What you need to do:
Make an exact copy of all the data.

»»

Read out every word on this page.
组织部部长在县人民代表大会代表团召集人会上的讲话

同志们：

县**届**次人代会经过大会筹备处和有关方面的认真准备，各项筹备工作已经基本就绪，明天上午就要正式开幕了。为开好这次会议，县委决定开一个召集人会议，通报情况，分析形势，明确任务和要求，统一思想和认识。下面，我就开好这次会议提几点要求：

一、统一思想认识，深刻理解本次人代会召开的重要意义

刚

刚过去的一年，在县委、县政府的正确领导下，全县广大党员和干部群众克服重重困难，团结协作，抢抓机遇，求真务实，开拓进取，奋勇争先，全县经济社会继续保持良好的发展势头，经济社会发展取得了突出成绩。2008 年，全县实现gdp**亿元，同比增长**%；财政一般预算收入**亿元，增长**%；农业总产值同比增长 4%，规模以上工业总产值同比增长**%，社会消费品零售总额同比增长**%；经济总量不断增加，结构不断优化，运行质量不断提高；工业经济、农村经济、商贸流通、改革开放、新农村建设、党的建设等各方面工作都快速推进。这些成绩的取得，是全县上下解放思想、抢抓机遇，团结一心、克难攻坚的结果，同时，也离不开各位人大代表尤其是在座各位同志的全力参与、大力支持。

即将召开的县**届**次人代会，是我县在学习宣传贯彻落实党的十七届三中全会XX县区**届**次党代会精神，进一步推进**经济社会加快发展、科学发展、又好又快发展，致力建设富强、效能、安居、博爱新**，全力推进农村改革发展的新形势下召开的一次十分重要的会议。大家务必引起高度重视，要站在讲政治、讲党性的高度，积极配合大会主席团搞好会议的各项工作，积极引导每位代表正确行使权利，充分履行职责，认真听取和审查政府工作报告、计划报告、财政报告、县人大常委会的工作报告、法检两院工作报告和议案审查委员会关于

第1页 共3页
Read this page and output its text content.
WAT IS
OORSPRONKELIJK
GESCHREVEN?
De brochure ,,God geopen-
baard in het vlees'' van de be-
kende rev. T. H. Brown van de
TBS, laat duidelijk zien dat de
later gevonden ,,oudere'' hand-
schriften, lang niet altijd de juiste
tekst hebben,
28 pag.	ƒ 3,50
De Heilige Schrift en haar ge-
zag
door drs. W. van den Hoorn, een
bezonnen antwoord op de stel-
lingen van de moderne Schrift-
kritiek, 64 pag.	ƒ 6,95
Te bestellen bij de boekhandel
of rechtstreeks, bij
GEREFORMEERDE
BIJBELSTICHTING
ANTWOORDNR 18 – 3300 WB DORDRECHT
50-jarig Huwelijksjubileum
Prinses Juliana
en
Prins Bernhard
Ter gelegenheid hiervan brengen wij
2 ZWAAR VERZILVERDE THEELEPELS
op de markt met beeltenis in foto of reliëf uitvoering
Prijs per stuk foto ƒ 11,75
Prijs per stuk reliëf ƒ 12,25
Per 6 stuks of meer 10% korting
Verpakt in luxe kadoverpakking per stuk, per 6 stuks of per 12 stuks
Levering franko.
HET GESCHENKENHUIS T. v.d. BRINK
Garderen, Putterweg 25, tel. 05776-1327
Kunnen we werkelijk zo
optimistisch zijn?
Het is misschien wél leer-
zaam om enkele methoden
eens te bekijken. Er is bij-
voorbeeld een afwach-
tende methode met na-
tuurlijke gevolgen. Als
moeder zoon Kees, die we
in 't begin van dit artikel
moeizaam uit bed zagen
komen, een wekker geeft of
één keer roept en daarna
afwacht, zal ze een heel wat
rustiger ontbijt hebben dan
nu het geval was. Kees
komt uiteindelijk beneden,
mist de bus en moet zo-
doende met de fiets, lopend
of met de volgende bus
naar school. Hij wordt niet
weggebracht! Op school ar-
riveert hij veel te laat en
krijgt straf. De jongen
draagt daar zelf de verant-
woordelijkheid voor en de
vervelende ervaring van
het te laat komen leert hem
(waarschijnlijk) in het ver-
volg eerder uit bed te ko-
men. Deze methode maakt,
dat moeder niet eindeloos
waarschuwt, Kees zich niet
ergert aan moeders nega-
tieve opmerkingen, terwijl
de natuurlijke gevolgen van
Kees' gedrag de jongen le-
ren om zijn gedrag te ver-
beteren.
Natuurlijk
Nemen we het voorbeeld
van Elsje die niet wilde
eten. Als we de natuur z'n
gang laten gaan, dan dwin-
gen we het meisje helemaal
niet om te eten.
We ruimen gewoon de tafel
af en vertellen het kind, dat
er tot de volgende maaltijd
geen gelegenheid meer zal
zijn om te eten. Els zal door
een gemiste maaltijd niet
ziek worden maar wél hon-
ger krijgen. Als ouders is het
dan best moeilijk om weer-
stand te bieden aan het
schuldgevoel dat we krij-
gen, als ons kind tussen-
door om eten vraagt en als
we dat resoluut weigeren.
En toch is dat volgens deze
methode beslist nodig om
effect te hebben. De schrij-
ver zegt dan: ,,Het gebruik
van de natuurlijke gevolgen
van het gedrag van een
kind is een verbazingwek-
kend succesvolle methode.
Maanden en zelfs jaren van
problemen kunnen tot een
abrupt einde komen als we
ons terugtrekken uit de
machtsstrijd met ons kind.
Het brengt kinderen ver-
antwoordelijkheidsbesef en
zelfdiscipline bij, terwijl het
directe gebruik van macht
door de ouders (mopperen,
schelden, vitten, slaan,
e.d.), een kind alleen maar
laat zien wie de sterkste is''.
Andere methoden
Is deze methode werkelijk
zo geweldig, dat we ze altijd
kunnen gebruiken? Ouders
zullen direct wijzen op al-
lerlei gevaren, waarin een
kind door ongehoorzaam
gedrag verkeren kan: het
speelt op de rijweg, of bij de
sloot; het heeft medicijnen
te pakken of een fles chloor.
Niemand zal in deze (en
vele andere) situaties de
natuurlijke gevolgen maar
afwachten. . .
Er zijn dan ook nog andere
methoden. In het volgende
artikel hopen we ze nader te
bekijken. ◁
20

««

Correct result:
Read out every word on this page.
组织部部长在县人民代表大会代表团召集人会上的讲话

同志们：

县**届**次人代会经过大会筹备处和有关方面的认真准备，各项筹备工作已经基本就绪，明天上午就要正式开幕了。为开好这次会议，县委决定开一个召集人会议，通报情况，分析形势，明确任务和要求，统一思想和认识。下面，我就开好这次会议提几点要求：

一、统一思想认识，深刻理解本次人代会召开的重要意义

刚

刚过去的一年，在县委、县政府的正确领导下，全县广大党员和干部群众克服重重困难，团结协作，抢抓机遇，求真务实，开拓进取，奋勇争先，全县经济社会继续保持良好的发展势头，经济社会发展取得了突出成绩。2008 年，全县实现gdp**亿元，同比增长**%；财政一般预算收入**亿元，增长**%；农业总产值同比增长 4%，规模以上工业总产值同比增长**%，社会消费品零售总额同比增长**%；经济总量不断增加，结构不断优化，运行质量不断提高；工业经济、农村经济、商贸流通、改革开放、新农村建设、党的建设等各方面工作都快速推进。这些成绩的取得，是全县上下解放思想、抢抓机遇，团结一心、克难攻坚的结果，同时，也离不开各位人大代表尤其是在座各位同志的全力参与、大力支持。

即将召开的县**届**次人代会，是我县在学习宣传贯彻落实党的十七届三中全会XX县区**届**次党代会精神，进一步推进**经济社会加快发展、科学发展、又好又快发展，致力建设富强、效能、安居、博爱新**，全力推进农村改革发展的新形势下召开的一次十分重要的会议。大家务必引起高度重视，要站在讲政治、讲党性的高度，积极配合大会主席团搞好会议的各项工作，积极引导每位代表正确行使权利，充分履行职责，认真听取和审查政府工作报告、计划报告、财政报告、县人大常委会的工作报告、法检两院工作报告和议案审查委员会关于

第1页 共3页
Read this page and output its text content.
WAT IS
OORSPRONKELIJK
GESCHREVEN?
De brochure ,,God geopen-
baard in het vlees'' van de be-
kende rev. T. H. Brown van de
TBS, laat duidelijk zien dat de
later gevonden ,,oudere'' hand-
schriften, lang niet altijd de juiste
tekst hebben,
28 pag.	ƒ 3,50
De Heilige Schrift en haar ge-
zag
door drs. W. van den Hoorn, een
bezonnen antwoord op de stel-
lingen van de moderne Schrift-
kritiek, 64 pag.	ƒ 6,95
Te bestellen bij de boekhandel
of rechtstreeks, bij
GEREFORMEERDE
BIJBELSTICHTING
ANTWOORDNR 18 – 3300 WB DORDRECHT
50-jarig Huwelijksjubileum
Prinses Juliana
en
Prins Bernhard
Ter gelegenheid hiervan brengen wij
2 ZWAAR VERZILVERDE THEELEPELS
op de markt met beeltenis in foto of reliëf uitvoering
Prijs per stuk foto ƒ 11,75
Prijs per stuk reliëf ƒ 12,25
Per 6 stuks of meer 10% korting
Verpakt in luxe kadoverpakking per stuk, per 6 stuks of per 12 stuks
Levering franko.
HET GESCHENKENHUIS T. v.d. BRINK
Garderen, Putterweg 25, tel. 05776-1327
Kunnen we werkelijk zo
optimistisch zijn?
Het is misschien wél leer-
zaam om enkele methoden
eens te bekijken. Er is bij-
voorbeeld een afwach-
tende methode met na-
tuurlijke gevolgen. Als
moeder zoon Kees, die we
in 't begin van dit artikel
moeizaam uit bed zagen
komen, een wekker geeft of
één keer roept en daarna
afwacht, zal ze een heel wat
rustiger ontbijt hebben dan
nu het geval was. Kees
komt uiteindelijk beneden,
mist de bus en moet zo-
doende met de fiets, lopend
of met de volgende bus
naar school. Hij wordt niet
weggebracht! Op school ar-
riveert hij veel te laat en
krijgt straf. De jongen
draagt daar zelf de verant-
woordelijkheid voor en de
vervelende ervaring van
het te laat komen leert hem
(waarschijnlijk) in het ver-
volg eerder uit bed te ko-
men. Deze methode maakt,
dat moeder niet eindeloos
waarschuwt, Kees zich niet
ergert aan moeders nega-
tieve opmerkingen, terwijl
de natuurlijke gevolgen van
Kees' gedrag de jongen le-
ren om zijn gedrag te ver-
beteren.
Natuurlijk
Nemen we het voorbeeld
van Elsje die niet wilde
eten. Als we de natuur z'n
gang laten gaan, dan dwin-
gen we het meisje helemaal
niet om te eten.
We ruimen gewoon de tafel
af en vertellen het kind, dat
er tot de volgende maaltijd
geen gelegenheid meer zal
zijn om te eten. Els zal door
een gemiste maaltijd niet
ziek worden maar wél hon-
ger krijgen. Als ouders is het
dan best moeilijk om weer-
stand te bieden aan het
schuldgevoel dat we krij-
gen, als ons kind tussen-
door om eten vraagt en als
we dat resoluut weigeren.
En toch is dat volgens deze
methode beslist nodig om
effect te hebben. De schrij-
ver zegt dan: ,,Het gebruik
van de natuurlijke gevolgen
van het gedrag van een
kind is een verbazingwek-
kend succesvolle methode.
Maanden en zelfs jaren van
problemen kunnen tot een
abrupt einde komen als we
ons terugtrekken uit de
machtsstrijd met ons kind.
Het brengt kinderen ver-
antwoordelijkheidsbesef en
zelfdiscipline bij, terwijl het
directe gebruik van macht
door de ouders (mopperen,
schelden, vitten, slaan,
e.d.), een kind alleen maar
laat zien wie de sterkste is''.
Andere methoden
Is deze methode werkelijk
zo geweldig, dat we ze altijd
kunnen gebruiken? Ouders
zullen direct wijzen op al-
lerlei gevaren, waarin een
kind door ongehoorzaam
gedrag verkeren kan: het
speelt op de rijweg, of bij de
sloot; het heeft medicijnen
te pakken of een fles chloor.
Niemand zal in deze (en
vele andere) situaties de
natuurlijke gevolgen maar
afwachten. . .
Er zijn dan ook nog andere
methoden. In het volgende
artikel hopen we ze nader te
bekijken. ◁
20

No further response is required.